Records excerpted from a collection
-=-=-=-=-

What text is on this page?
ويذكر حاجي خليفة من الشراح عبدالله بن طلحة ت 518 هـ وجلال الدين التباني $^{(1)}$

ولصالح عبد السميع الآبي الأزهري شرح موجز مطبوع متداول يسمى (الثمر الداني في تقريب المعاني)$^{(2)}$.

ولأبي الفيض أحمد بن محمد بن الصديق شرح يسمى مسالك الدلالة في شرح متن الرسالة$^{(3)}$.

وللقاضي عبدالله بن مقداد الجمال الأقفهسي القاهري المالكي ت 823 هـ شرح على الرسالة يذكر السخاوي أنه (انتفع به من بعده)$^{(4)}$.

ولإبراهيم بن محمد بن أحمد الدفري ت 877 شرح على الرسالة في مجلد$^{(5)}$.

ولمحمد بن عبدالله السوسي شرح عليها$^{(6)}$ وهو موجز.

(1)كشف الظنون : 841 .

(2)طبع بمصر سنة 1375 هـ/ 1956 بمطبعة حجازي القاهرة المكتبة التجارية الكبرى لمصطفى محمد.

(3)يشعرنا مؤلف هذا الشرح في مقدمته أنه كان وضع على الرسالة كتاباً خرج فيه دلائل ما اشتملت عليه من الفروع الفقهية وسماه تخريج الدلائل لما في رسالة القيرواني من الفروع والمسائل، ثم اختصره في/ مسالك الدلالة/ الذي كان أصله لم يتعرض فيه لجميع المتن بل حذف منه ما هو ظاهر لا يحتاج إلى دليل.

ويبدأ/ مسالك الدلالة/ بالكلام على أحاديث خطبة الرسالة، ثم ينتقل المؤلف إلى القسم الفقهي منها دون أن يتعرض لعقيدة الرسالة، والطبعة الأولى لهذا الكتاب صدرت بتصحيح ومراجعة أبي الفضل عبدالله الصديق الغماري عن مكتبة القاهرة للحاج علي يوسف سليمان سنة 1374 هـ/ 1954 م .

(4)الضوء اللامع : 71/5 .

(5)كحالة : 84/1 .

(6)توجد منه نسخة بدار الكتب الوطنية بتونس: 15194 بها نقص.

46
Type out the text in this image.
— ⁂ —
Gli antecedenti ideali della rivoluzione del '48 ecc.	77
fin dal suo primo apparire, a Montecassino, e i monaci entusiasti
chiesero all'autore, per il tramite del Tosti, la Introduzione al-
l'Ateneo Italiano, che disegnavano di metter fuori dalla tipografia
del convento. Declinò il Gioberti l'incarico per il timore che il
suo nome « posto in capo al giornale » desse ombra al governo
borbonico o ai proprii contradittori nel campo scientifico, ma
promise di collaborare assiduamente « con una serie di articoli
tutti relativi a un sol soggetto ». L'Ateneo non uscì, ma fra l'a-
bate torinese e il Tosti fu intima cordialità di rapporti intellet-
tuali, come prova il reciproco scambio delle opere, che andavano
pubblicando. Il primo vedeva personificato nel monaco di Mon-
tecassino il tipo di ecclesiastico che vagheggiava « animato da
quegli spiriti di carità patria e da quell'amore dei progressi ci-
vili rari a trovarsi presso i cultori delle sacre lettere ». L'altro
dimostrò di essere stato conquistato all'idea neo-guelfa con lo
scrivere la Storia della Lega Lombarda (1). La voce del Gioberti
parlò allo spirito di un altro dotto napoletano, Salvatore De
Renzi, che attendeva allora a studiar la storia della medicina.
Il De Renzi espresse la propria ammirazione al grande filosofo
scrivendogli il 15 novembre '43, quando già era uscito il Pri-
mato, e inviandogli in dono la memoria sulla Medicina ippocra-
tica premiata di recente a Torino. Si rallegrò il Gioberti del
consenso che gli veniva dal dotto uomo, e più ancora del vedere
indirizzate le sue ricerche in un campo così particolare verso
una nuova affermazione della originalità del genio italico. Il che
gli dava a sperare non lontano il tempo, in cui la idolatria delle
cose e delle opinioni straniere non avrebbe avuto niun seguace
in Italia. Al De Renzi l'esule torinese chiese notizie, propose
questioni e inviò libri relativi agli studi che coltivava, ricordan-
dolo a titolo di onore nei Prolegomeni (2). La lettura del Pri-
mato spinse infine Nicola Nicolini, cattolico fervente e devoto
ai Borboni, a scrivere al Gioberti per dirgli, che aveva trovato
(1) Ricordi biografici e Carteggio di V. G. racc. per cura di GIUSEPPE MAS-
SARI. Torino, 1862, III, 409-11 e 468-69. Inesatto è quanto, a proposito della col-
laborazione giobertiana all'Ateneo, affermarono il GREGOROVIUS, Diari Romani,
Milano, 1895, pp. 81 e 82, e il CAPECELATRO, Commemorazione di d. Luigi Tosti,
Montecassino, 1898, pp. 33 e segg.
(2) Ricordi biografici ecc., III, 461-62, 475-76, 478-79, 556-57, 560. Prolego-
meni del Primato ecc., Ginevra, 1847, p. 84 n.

-=-=-=-=-

▸ **REQUEST**:
All of the entries should be written out again exactly.

▸ **WRITTEN SOLUTION**:
What text is on this page?
ويذكر حاجي خليفة من الشراح عبدالله بن طلحة ت 518 هـ وجلال الدين التباني $^{(1)}$

ولصالح عبد السميع الآبي الأزهري شرح موجز مطبوع متداول يسمى (الثمر الداني في تقريب المعاني)$^{(2)}$.

ولأبي الفيض أحمد بن محمد بن الصديق شرح يسمى مسالك الدلالة في شرح متن الرسالة$^{(3)}$.

وللقاضي عبدالله بن مقداد الجمال الأقفهسي القاهري المالكي ت 823 هـ شرح على الرسالة يذكر السخاوي أنه (انتفع به من بعده)$^{(4)}$.

ولإبراهيم بن محمد بن أحمد الدفري ت 877 شرح على الرسالة في مجلد$^{(5)}$.

ولمحمد بن عبدالله السوسي شرح عليها$^{(6)}$ وهو موجز.

(1)كشف الظنون : 841 .

(2)طبع بمصر سنة 1375 هـ/ 1956 بمطبعة حجازي القاهرة المكتبة التجارية الكبرى لمصطفى محمد.

(3)يشعرنا مؤلف هذا الشرح في مقدمته أنه كان وضع على الرسالة كتاباً خرج فيه دلائل ما اشتملت عليه من الفروع الفقهية وسماه تخريج الدلائل لما في رسالة القيرواني من الفروع والمسائل، ثم اختصره في/ مسالك الدلالة/ الذي كان أصله لم يتعرض فيه لجميع المتن بل حذف منه ما هو ظاهر لا يحتاج إلى دليل.

ويبدأ/ مسالك الدلالة/ بالكلام على أحاديث خطبة الرسالة، ثم ينتقل المؤلف إلى القسم الفقهي منها دون أن يتعرض لعقيدة الرسالة، والطبعة الأولى لهذا الكتاب صدرت بتصحيح ومراجعة أبي الفضل عبدالله الصديق الغماري عن مكتبة القاهرة للحاج علي يوسف سليمان سنة 1374 هـ/ 1954 م .

(4)الضوء اللامع : 71/5 .

(5)كحالة : 84/1 .

(6)توجد منه نسخة بدار الكتب الوطنية بتونس: 15194 بها نقص.

46
Type out the text in this image.
— ⁂ —
Gli antecedenti ideali della rivoluzione del '48 ecc.	77
fin dal suo primo apparire, a Montecassino, e i monaci entusiasti
chiesero all'autore, per il tramite del Tosti, la Introduzione al-
l'Ateneo Italiano, che disegnavano di metter fuori dalla tipografia
del convento. Declinò il Gioberti l'incarico per il timore che il
suo nome « posto in capo al giornale » desse ombra al governo
borbonico o ai proprii contradittori nel campo scientifico, ma
promise di collaborare assiduamente « con una serie di articoli
tutti relativi a un sol soggetto ». L'Ateneo non uscì, ma fra l'a-
bate torinese e il Tosti fu intima cordialità di rapporti intellet-
tuali, come prova il reciproco scambio delle opere, che andavano
pubblicando. Il primo vedeva personificato nel monaco di Mon-
tecassino il tipo di ecclesiastico che vagheggiava « animato da
quegli spiriti di carità patria e da quell'amore dei progressi ci-
vili rari a trovarsi presso i cultori delle sacre lettere ». L'altro
dimostrò di essere stato conquistato all'idea neo-guelfa con lo
scrivere la Storia della Lega Lombarda (1). La voce del Gioberti
parlò allo spirito di un altro dotto napoletano, Salvatore De
Renzi, che attendeva allora a studiar la storia della medicina.
Il De Renzi espresse la propria ammirazione al grande filosofo
scrivendogli il 15 novembre '43, quando già era uscito il Pri-
mato, e inviandogli in dono la memoria sulla Medicina ippocra-
tica premiata di recente a Torino. Si rallegrò il Gioberti del
consenso che gli veniva dal dotto uomo, e più ancora del vedere
indirizzate le sue ricerche in un campo così particolare verso
una nuova affermazione della originalità del genio italico. Il che
gli dava a sperare non lontano il tempo, in cui la idolatria delle
cose e delle opinioni straniere non avrebbe avuto niun seguace
in Italia. Al De Renzi l'esule torinese chiese notizie, propose
questioni e inviò libri relativi agli studi che coltivava, ricordan-
dolo a titolo di onore nei Prolegomeni (2). La lettura del Pri-
mato spinse infine Nicola Nicolini, cattolico fervente e devoto
ai Borboni, a scrivere al Gioberti per dirgli, che aveva trovato
(1) Ricordi biografici e Carteggio di V. G. racc. per cura di GIUSEPPE MAS-
SARI. Torino, 1862, III, 409-11 e 468-69. Inesatto è quanto, a proposito della col-
laborazione giobertiana all'Ateneo, affermarono il GREGOROVIUS, Diari Romani,
Milano, 1895, pp. 81 e 82, e il CAPECELATRO, Commemorazione di d. Luigi Tosti,
Montecassino, 1898, pp. 33 e segg.
(2) Ricordi biografici ecc., III, 461-62, 475-76, 478-79, 556-57, 560. Prolego-
meni del Primato ecc., Ginevra, 1847, p. 84 n.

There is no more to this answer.